TASK BRIEF
Please write out the material that follows, exactly as it stands.

DATA IN THIS EXERCISE
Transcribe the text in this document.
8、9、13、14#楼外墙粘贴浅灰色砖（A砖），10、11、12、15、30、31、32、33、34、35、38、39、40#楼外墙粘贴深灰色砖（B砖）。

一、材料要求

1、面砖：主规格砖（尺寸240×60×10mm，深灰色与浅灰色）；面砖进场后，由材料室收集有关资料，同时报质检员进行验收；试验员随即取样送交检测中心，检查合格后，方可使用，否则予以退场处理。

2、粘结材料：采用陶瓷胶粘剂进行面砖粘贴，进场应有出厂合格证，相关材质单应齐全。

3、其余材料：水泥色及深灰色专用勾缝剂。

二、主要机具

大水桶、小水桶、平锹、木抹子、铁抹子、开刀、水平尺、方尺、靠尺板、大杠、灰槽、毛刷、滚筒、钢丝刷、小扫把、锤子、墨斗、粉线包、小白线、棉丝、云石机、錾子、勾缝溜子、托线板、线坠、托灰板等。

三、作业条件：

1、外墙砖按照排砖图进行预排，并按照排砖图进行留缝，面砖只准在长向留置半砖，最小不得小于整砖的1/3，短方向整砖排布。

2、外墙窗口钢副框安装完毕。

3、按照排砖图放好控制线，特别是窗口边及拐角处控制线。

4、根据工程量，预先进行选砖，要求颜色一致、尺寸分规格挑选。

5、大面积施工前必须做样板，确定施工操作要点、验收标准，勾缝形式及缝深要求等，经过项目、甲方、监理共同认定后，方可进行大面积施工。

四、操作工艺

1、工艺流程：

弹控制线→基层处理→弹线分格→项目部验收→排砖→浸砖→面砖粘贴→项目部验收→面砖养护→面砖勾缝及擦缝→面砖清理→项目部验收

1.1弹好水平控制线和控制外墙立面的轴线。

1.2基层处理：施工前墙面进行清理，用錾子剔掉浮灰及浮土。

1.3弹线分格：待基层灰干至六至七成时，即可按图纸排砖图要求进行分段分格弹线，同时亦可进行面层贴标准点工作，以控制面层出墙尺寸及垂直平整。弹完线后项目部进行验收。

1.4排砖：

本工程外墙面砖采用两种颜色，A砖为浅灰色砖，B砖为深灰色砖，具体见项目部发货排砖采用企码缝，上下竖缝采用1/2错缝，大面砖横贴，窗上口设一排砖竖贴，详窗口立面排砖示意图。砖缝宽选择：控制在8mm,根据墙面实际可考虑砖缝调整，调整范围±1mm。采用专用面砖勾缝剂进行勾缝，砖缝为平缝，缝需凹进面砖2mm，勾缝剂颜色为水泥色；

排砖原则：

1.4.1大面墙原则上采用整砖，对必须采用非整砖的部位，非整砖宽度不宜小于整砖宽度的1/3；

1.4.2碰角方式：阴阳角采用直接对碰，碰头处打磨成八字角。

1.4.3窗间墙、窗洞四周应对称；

WORKED ANSWER
Transcribe the text in this document.
8、9、13、14#楼外墙粘贴浅灰色砖（A砖），10、11、12、15、30、31、32、33、34、35、38、39、40#楼外墙粘贴深灰色砖（B砖）。

一、材料要求

1、面砖：主规格砖（尺寸240×60×10mm，深灰色与浅灰色）；面砖进场后，由材料室收集有关资料，同时报质检员进行验收；试验员随即取样送交检测中心，检查合格后，方可使用，否则予以退场处理。

2、粘结材料：采用陶瓷胶粘剂进行面砖粘贴，进场应有出厂合格证，相关材质单应齐全。

3、其余材料：水泥色及深灰色专用勾缝剂。

二、主要机具

大水桶、小水桶、平锹、木抹子、铁抹子、开刀、水平尺、方尺、靠尺板、大杠、灰槽、毛刷、滚筒、钢丝刷、小扫把、锤子、墨斗、粉线包、小白线、棉丝、云石机、錾子、勾缝溜子、托线板、线坠、托灰板等。

三、作业条件：

1、外墙砖按照排砖图进行预排，并按照排砖图进行留缝，面砖只准在长向留置半砖，最小不得小于整砖的1/3，短方向整砖排布。

2、外墙窗口钢副框安装完毕。

3、按照排砖图放好控制线，特别是窗口边及拐角处控制线。

4、根据工程量，预先进行选砖，要求颜色一致、尺寸分规格挑选。

5、大面积施工前必须做样板，确定施工操作要点、验收标准，勾缝形式及缝深要求等，经过项目、甲方、监理共同认定后，方可进行大面积施工。

四、操作工艺

1、工艺流程：

弹控制线→基层处理→弹线分格→项目部验收→排砖→浸砖→面砖粘贴→项目部验收→面砖养护→面砖勾缝及擦缝→面砖清理→项目部验收

1.1弹好水平控制线和控制外墙立面的轴线。

1.2基层处理：施工前墙面进行清理，用錾子剔掉浮灰及浮土。

1.3弹线分格：待基层灰干至六至七成时，即可按图纸排砖图要求进行分段分格弹线，同时亦可进行面层贴标准点工作，以控制面层出墙尺寸及垂直平整。弹完线后项目部进行验收。

1.4排砖：

本工程外墙面砖采用两种颜色，A砖为浅灰色砖，B砖为深灰色砖，具体见项目部发货排砖采用企码缝，上下竖缝采用1/2错缝，大面砖横贴，窗上口设一排砖竖贴，详窗口立面排砖示意图。砖缝宽选择：控制在8mm,根据墙面实际可考虑砖缝调整，调整范围±1mm。采用专用面砖勾缝剂进行勾缝，砖缝为平缝，缝需凹进面砖2mm，勾缝剂颜色为水泥色；

排砖原则：

1.4.1大面墙原则上采用整砖，对必须采用非整砖的部位，非整砖宽度不宜小于整砖宽度的1/3；

1.4.2碰角方式：阴阳角采用直接对碰，碰头处打磨成八字角。

1.4.3窗间墙、窗洞四周应对称；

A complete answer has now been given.